Items:
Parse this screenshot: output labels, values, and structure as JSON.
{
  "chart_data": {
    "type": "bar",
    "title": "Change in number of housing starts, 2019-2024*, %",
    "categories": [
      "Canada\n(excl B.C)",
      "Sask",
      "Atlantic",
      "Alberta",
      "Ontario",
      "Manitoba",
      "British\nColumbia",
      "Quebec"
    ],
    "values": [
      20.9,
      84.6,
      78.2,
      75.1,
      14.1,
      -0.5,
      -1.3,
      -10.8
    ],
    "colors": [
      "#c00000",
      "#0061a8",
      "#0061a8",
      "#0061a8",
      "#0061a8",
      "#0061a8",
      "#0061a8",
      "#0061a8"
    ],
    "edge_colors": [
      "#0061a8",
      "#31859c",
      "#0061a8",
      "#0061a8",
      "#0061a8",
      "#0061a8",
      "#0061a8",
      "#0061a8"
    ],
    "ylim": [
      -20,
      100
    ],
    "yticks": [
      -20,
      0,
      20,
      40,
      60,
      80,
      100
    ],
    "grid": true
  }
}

Problem: Take the entries and copy them out exactly.

Full response:
Parse this screenshot: output labels, values, and structure as JSON.
{
  "chart_data": {
    "type": "bar",
    "title": "Change in number of housing starts, 2019-2024*, %",
    "categories": [
      "Canada\n(excl B.C)",
      "Sask",
      "Atlantic",
      "Alberta",
      "Ontario",
      "Manitoba",
      "British\nColumbia",
      "Quebec"
    ],
    "values": [
      20.9,
      84.6,
      78.2,
      75.1,
      14.1,
      -0.5,
      -1.3,
      -10.8
    ],
    "colors": [
      "#c00000",
      "#0061a8",
      "#0061a8",
      "#0061a8",
      "#0061a8",
      "#0061a8",
      "#0061a8",
      "#0061a8"
    ],
    "edge_colors": [
      "#0061a8",
      "#31859c",
      "#0061a8",
      "#0061a8",
      "#0061a8",
      "#0061a8",
      "#0061a8",
      "#0061a8"
    ],
    "ylim": [
      -20,
      100
    ],
    "yticks": [
      -20,
      0,
      20,
      40,
      60,
      80,
      100
    ],
    "grid": true
  }
}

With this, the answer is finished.